** BEGIN **

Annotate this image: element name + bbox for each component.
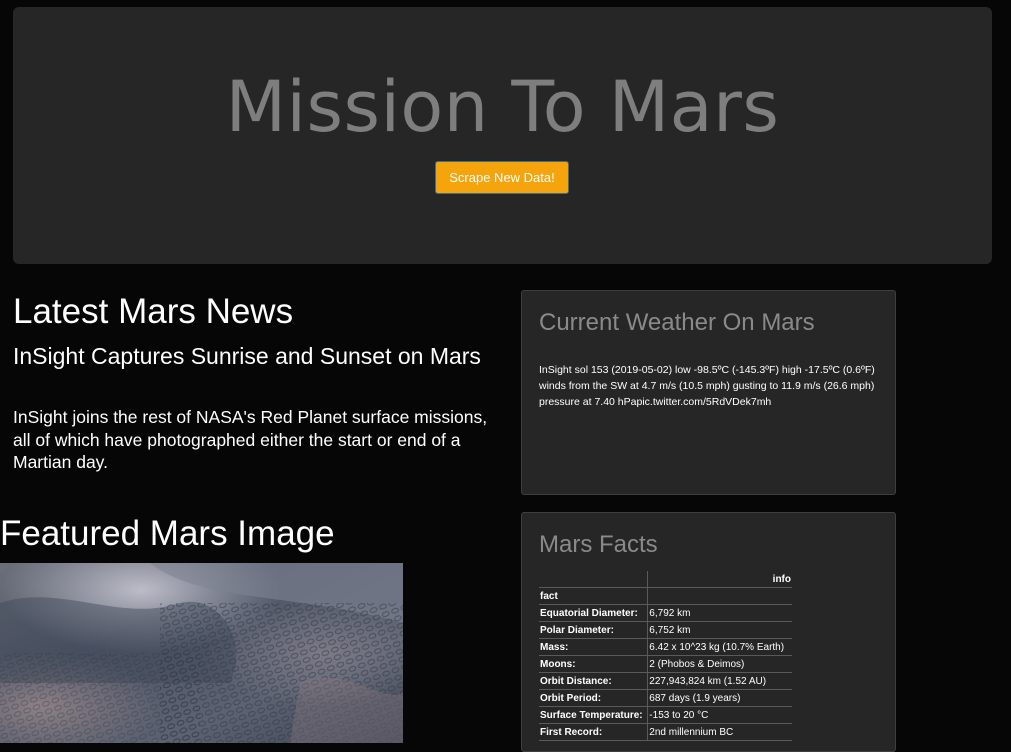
fact-value: 2 (Phobos & Deimos) <box>647 655 792 673</box>
facts-column-header: info <box>647 571 792 588</box>
fact-label: Surface Temperature: <box>539 706 649 724</box>
news-paragraph: InSight joins the rest of NASA's Red Pla… <box>13 407 488 472</box>
fact-label: Mass: <box>539 638 649 656</box>
table-row: First Record: 2nd millennium BC <box>539 723 792 741</box>
table-row: Equatorial Diameter: 6,792 km <box>539 604 792 622</box>
facts-table: info fact Equatorial Diameter: 6,792 km Po… <box>539 571 792 741</box>
weather-heading: Current Weather On Mars <box>539 309 815 336</box>
fact-value: 6,752 km <box>647 621 792 639</box>
facts-index-header-row: fact <box>539 587 792 605</box>
table-row: Moons: 2 (Phobos & Deimos) <box>539 655 792 673</box>
table-row: Orbit Distance: 227,943,824 km (1.52 AU) <box>539 672 792 690</box>
weather-text: InSight sol 153 (2019-05-02) low -98.5ºC… <box>539 364 875 408</box>
table-row: Polar Diameter: 6,752 km <box>539 621 792 639</box>
featured-mars-image[interactable] <box>0 563 403 743</box>
fact-value: 6,792 km <box>647 604 792 622</box>
news-heading: Latest Mars News <box>13 292 294 331</box>
fact-value: 2nd millennium BC <box>647 723 792 741</box>
jumbotron-header: Mission To Mars Scrape New Data! <box>13 7 992 264</box>
fact-label: Moons: <box>539 655 649 673</box>
scrape-new-data-button[interactable]: Scrape New Data! <box>435 161 569 194</box>
fact-value: 687 days (1.9 years) <box>647 689 792 707</box>
fact-value: 227,943,824 km (1.52 AU) <box>647 672 792 690</box>
weather-panel: Current Weather On Mars InSight sol 153 … <box>521 290 896 495</box>
table-row: Mass: 6.42 x 10^23 kg (10.7% Earth) <box>539 638 792 656</box>
fact-label: Orbit Period: <box>539 689 649 707</box>
featured-image-heading: Featured Mars Image <box>0 514 335 553</box>
news-title: InSight Captures Sunrise and Sunset on M… <box>13 343 481 369</box>
page-title: Mission To Mars <box>225 66 780 148</box>
fact-label: Orbit Distance: <box>539 672 649 690</box>
table-row: Surface Temperature: -153 to 20 °C <box>539 706 792 724</box>
facts-index-header-empty <box>647 587 792 605</box>
fact-value: 6.42 x 10^23 kg (10.7% Earth) <box>647 638 792 656</box>
facts-index-header: fact <box>539 587 649 605</box>
fact-value: -153 to 20 °C <box>647 706 792 724</box>
facts-column-header-row: info <box>539 571 792 588</box>
fact-label: First Record: <box>539 723 649 741</box>
fact-label: Polar Diameter: <box>539 621 649 639</box>
facts-corner-cell <box>539 571 649 588</box>
facts-panel: Mars Facts info fact Equatorial Diameter… <box>521 512 896 752</box>
table-row: Orbit Period: 687 days (1.9 years) <box>539 689 792 707</box>
facts-heading: Mars Facts <box>539 531 658 558</box>
fact-label: Equatorial Diameter: <box>539 604 649 622</box>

** END **

EXERCISE GOAL: Switch every "Orbit Distance" in the lines above to "Distance from Sun", keeping everything else the same, and reproduce the lines without the pictures.

REPLY:
Annotate this image: element name + bbox for each component.
fact-value: 2 (Phobos & Deimos) <box>647 655 792 673</box>
facts-column-header: info <box>647 571 792 588</box>
fact-label: Surface Temperature: <box>539 706 649 724</box>
news-paragraph: InSight joins the rest of NASA's Red Pla… <box>13 407 488 472</box>
fact-label: Mass: <box>539 638 649 656</box>
table-row: First Record: 2nd millennium BC <box>539 723 792 741</box>
table-row: Equatorial Diameter: 6,792 km <box>539 604 792 622</box>
facts-table: info fact Equatorial Diameter: 6,792 km Po… <box>539 571 792 741</box>
weather-heading: Current Weather On Mars <box>539 309 815 336</box>
fact-value: 6,752 km <box>647 621 792 639</box>
facts-index-header-row: fact <box>539 587 792 605</box>
table-row: Moons: 2 (Phobos & Deimos) <box>539 655 792 673</box>
table-row: Distance from Sun: 227,943,824 km (1.52 AU) <box>539 672 792 690</box>
weather-text: InSight sol 153 (2019-05-02) low -98.5ºC… <box>539 364 875 408</box>
table-row: Polar Diameter: 6,752 km <box>539 621 792 639</box>
featured-mars-image[interactable] <box>0 563 403 743</box>
fact-value: 6,792 km <box>647 604 792 622</box>
news-heading: Latest Mars News <box>13 292 294 331</box>
fact-value: 2nd millennium BC <box>647 723 792 741</box>
jumbotron-header: Mission To Mars Scrape New Data! <box>13 7 992 264</box>
fact-label: Moons: <box>539 655 649 673</box>
scrape-new-data-button[interactable]: Scrape New Data! <box>435 161 569 194</box>
fact-value: 687 days (1.9 years) <box>647 689 792 707</box>
fact-value: 227,943,824 km (1.52 AU) <box>647 672 792 690</box>
weather-panel: Current Weather On Mars InSight sol 153 … <box>521 290 896 495</box>
table-row: Mass: 6.42 x 10^23 kg (10.7% Earth) <box>539 638 792 656</box>
fact-label: Orbit Period: <box>539 689 649 707</box>
featured-image-heading: Featured Mars Image <box>0 514 335 553</box>
news-title: InSight Captures Sunrise and Sunset on M… <box>13 343 481 369</box>
page-title: Mission To Mars <box>225 66 780 148</box>
fact-label: Distance from Sun: <box>539 672 649 690</box>
table-row: Surface Temperature: -153 to 20 °C <box>539 706 792 724</box>
facts-index-header-empty <box>647 587 792 605</box>
fact-value: 6.42 x 10^23 kg (10.7% Earth) <box>647 638 792 656</box>
facts-index-header: fact <box>539 587 649 605</box>
fact-value: -153 to 20 °C <box>647 706 792 724</box>
facts-column-header-row: info <box>539 571 792 588</box>
fact-label: First Record: <box>539 723 649 741</box>
fact-label: Polar Diameter: <box>539 621 649 639</box>
facts-corner-cell <box>539 571 649 588</box>
facts-panel: Mars Facts info fact Equatorial Diameter… <box>521 512 896 752</box>
table-row: Orbit Period: 687 days (1.9 years) <box>539 689 792 707</box>
facts-heading: Mars Facts <box>539 531 658 558</box>
fact-label: Equatorial Diameter: <box>539 604 649 622</box>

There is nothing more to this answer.